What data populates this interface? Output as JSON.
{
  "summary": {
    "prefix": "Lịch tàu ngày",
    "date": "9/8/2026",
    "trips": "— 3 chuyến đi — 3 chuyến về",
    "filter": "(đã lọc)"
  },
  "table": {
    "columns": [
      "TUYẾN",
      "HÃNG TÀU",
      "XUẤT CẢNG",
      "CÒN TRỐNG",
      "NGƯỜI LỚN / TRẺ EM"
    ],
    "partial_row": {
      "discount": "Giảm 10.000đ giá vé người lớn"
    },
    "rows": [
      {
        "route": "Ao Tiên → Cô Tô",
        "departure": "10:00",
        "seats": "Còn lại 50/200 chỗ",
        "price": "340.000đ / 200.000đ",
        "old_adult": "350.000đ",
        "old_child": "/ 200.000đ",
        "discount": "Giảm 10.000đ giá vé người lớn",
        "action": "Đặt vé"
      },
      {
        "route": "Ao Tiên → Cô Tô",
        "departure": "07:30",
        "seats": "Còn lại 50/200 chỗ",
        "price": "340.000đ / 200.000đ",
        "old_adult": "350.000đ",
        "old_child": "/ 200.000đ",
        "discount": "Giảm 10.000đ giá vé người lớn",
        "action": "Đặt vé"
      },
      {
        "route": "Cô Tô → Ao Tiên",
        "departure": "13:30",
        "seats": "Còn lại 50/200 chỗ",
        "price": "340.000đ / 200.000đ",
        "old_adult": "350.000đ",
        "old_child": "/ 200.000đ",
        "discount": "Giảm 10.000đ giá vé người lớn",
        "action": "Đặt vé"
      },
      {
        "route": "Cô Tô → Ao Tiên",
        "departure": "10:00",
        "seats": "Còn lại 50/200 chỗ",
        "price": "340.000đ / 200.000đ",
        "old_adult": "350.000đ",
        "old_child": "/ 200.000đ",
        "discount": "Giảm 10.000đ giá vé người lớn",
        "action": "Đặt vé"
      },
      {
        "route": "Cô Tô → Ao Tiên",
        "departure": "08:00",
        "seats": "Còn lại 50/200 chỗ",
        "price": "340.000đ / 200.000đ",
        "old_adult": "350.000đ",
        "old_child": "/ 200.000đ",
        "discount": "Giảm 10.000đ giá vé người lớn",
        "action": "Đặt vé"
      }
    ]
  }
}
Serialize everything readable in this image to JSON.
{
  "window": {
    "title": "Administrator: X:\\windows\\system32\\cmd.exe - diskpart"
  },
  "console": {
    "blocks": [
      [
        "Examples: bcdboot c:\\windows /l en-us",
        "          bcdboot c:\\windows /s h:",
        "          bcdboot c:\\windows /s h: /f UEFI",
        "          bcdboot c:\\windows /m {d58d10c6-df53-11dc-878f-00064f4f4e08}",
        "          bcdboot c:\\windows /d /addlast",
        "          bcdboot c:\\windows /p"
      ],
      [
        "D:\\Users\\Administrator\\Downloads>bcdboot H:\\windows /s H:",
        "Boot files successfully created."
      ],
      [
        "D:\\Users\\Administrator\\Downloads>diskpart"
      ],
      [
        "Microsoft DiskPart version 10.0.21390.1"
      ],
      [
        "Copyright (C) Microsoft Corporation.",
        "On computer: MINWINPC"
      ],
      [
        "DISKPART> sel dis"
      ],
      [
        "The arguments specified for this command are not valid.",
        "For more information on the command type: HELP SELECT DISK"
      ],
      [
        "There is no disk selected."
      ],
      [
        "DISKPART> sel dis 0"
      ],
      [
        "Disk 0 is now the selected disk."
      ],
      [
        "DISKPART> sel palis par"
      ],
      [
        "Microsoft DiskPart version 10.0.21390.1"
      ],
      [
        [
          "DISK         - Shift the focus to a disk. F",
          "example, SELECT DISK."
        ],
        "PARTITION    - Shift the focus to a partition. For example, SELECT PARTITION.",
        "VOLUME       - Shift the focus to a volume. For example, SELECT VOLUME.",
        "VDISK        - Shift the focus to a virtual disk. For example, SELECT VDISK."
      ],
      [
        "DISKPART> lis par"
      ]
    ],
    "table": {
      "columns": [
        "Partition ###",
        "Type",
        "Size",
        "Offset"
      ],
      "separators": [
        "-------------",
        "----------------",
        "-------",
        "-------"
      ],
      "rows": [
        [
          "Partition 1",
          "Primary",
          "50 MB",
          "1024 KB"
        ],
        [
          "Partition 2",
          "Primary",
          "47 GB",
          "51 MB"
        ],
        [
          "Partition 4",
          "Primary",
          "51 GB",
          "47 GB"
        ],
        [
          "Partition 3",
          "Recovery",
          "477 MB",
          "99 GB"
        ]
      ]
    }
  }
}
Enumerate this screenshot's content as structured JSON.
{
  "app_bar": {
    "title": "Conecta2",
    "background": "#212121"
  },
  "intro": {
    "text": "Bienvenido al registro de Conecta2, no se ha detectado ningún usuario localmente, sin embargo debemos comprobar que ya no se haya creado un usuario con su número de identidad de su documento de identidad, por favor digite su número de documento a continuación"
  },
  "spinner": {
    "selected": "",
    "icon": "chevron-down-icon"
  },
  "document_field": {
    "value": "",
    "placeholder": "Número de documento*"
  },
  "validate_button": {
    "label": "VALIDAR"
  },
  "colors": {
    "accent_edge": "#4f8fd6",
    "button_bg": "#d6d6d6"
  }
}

WHAT THE TASK REQUIRES: Go through the listing above line by line and say how many lines hold the word "Administrator". Reply with that number only.

TASK RESULT: 3